[Stored data]

+ + + +

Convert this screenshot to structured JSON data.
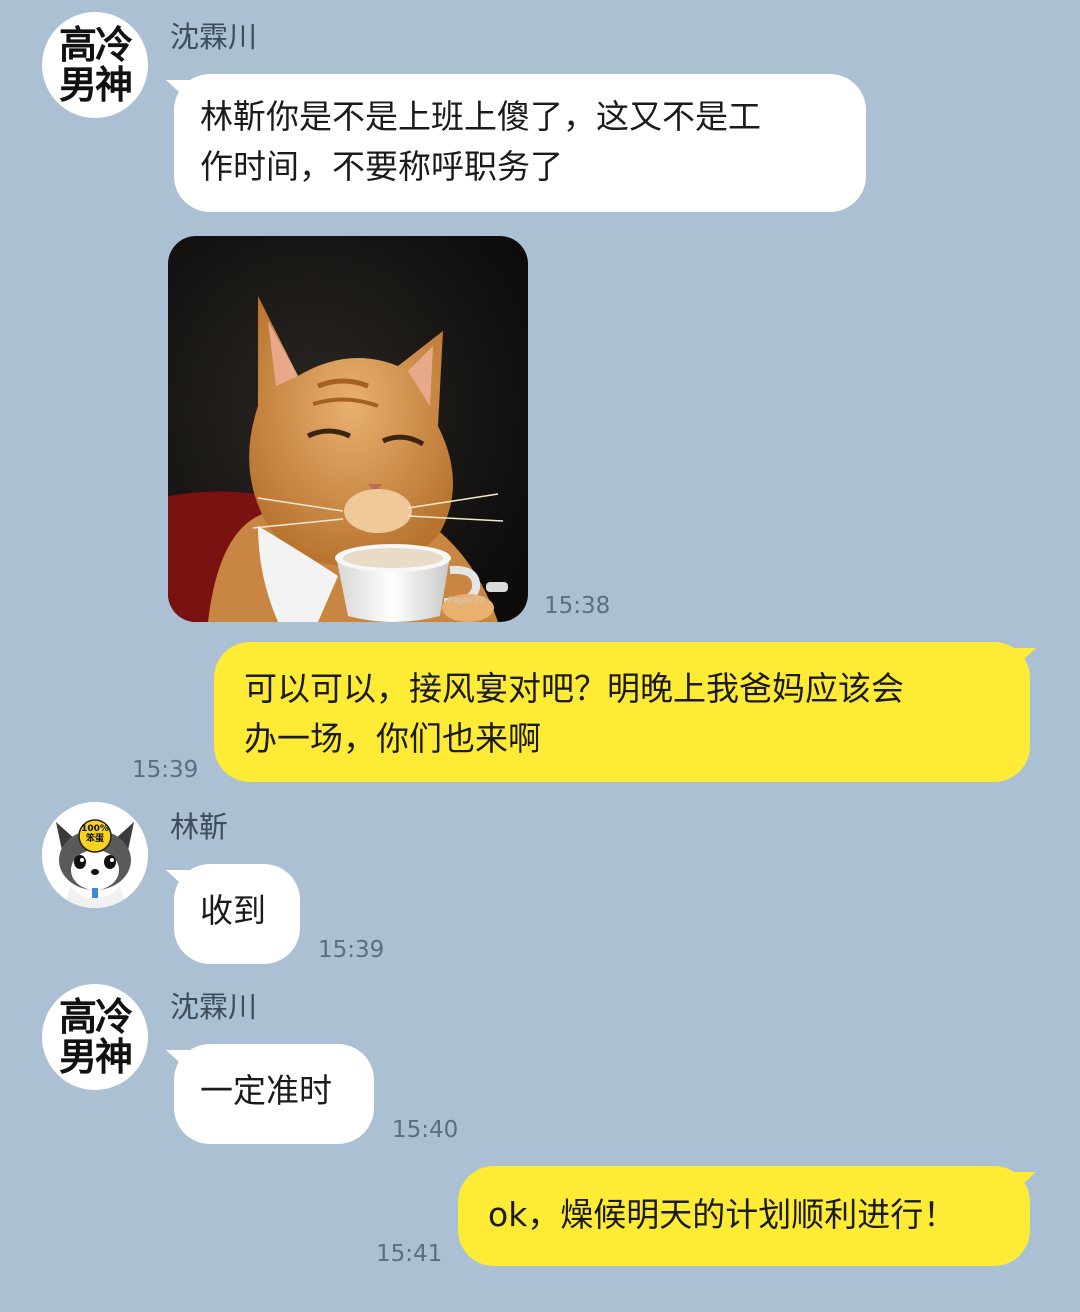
{
  "colors": {
    "background": "#abc0d3",
    "incoming_bubble": "#ffffff",
    "outgoing_bubble": "#fdeb35"
  },
  "contacts": {
    "shen": {
      "name": "沈霖川",
      "avatar_line1": "高冷",
      "avatar_line2": "男神"
    },
    "lin": {
      "name": "林靳",
      "avatar_badge_line1": "100%",
      "avatar_badge_line2": "笨蛋",
      "avatar_icon": "cartoon-dog-avatar-icon"
    }
  },
  "messages": [
    {
      "sender": "沈霖川",
      "text": "林靳你是不是上班上傻了，这又不是工\n作时间，不要称呼职务了"
    },
    {
      "sender": "沈霖川",
      "image_icon": "cat-holding-coffee-cup-icon",
      "watermark": "Paper77",
      "time": "15:38"
    },
    {
      "sender": "me",
      "text": "可以可以，接风宴对吧？明晚上我爸妈应该会\n办一场，你们也来啊",
      "time": "15:39"
    },
    {
      "sender": "林靳",
      "text": "收到",
      "time": "15:39"
    },
    {
      "sender": "沈霖川",
      "text": "一定准时",
      "time": "15:40"
    },
    {
      "sender": "me",
      "text": "ok，燥候明天的计划顺利进行！",
      "time": "15:41"
    }
  ]
}
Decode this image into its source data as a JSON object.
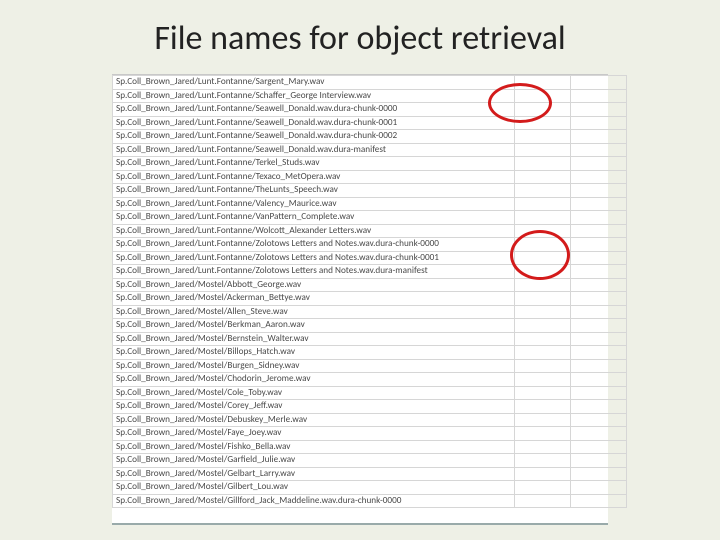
{
  "title": "File names for object retrieval",
  "rows": [
    "Sp.Coll_Brown_Jared/Lunt.Fontanne/Sargent_Mary.wav",
    "Sp.Coll_Brown_Jared/Lunt.Fontanne/Schaffer_George Interview.wav",
    "Sp.Coll_Brown_Jared/Lunt.Fontanne/Seawell_Donald.wav.dura-chunk-0000",
    "Sp.Coll_Brown_Jared/Lunt.Fontanne/Seawell_Donald.wav.dura-chunk-0001",
    "Sp.Coll_Brown_Jared/Lunt.Fontanne/Seawell_Donald.wav.dura-chunk-0002",
    "Sp.Coll_Brown_Jared/Lunt.Fontanne/Seawell_Donald.wav.dura-manifest",
    "Sp.Coll_Brown_Jared/Lunt.Fontanne/Terkel_Studs.wav",
    "Sp.Coll_Brown_Jared/Lunt.Fontanne/Texaco_MetOpera.wav",
    "Sp.Coll_Brown_Jared/Lunt.Fontanne/TheLunts_Speech.wav",
    "Sp.Coll_Brown_Jared/Lunt.Fontanne/Valency_Maurice.wav",
    "Sp.Coll_Brown_Jared/Lunt.Fontanne/VanPattern_Complete.wav",
    "Sp.Coll_Brown_Jared/Lunt.Fontanne/Wolcott_Alexander Letters.wav",
    "Sp.Coll_Brown_Jared/Lunt.Fontanne/Zolotows Letters and Notes.wav.dura-chunk-0000",
    "Sp.Coll_Brown_Jared/Lunt.Fontanne/Zolotows Letters and Notes.wav.dura-chunk-0001",
    "Sp.Coll_Brown_Jared/Lunt.Fontanne/Zolotows Letters and Notes.wav.dura-manifest",
    "Sp.Coll_Brown_Jared/Mostel/Abbott_George.wav",
    "Sp.Coll_Brown_Jared/Mostel/Ackerman_Bettye.wav",
    "Sp.Coll_Brown_Jared/Mostel/Allen_Steve.wav",
    "Sp.Coll_Brown_Jared/Mostel/Berkman_Aaron.wav",
    "Sp.Coll_Brown_Jared/Mostel/Bernstein_Walter.wav",
    "Sp.Coll_Brown_Jared/Mostel/Billops_Hatch.wav",
    "Sp.Coll_Brown_Jared/Mostel/Burgen_Sidney.wav",
    "Sp.Coll_Brown_Jared/Mostel/Chodorin_Jerome.wav",
    "Sp.Coll_Brown_Jared/Mostel/Cole_Toby.wav",
    "Sp.Coll_Brown_Jared/Mostel/Corey_Jeff.wav",
    "Sp.Coll_Brown_Jared/Mostel/Debuskey_Merle.wav",
    "Sp.Coll_Brown_Jared/Mostel/Faye_Joey.wav",
    "Sp.Coll_Brown_Jared/Mostel/Fishko_Bella.wav",
    "Sp.Coll_Brown_Jared/Mostel/Garfield_Julie.wav",
    "Sp.Coll_Brown_Jared/Mostel/Gelbart_Larry.wav",
    "Sp.Coll_Brown_Jared/Mostel/Gilbert_Lou.wav",
    "Sp.Coll_Brown_Jared/Mostel/Gillford_Jack_Maddeline.wav.dura-chunk-0000"
  ],
  "annotations": {
    "circle1": "red-circle-top",
    "circle2": "red-circle-bottom"
  }
}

+ + + +

=== Your objective ===
Go through the records and gather the lines that hold "this".

=== Solved exercise ===
Convert this screenshot to structured JSON data.
Decode this image into its source data as a JSON object.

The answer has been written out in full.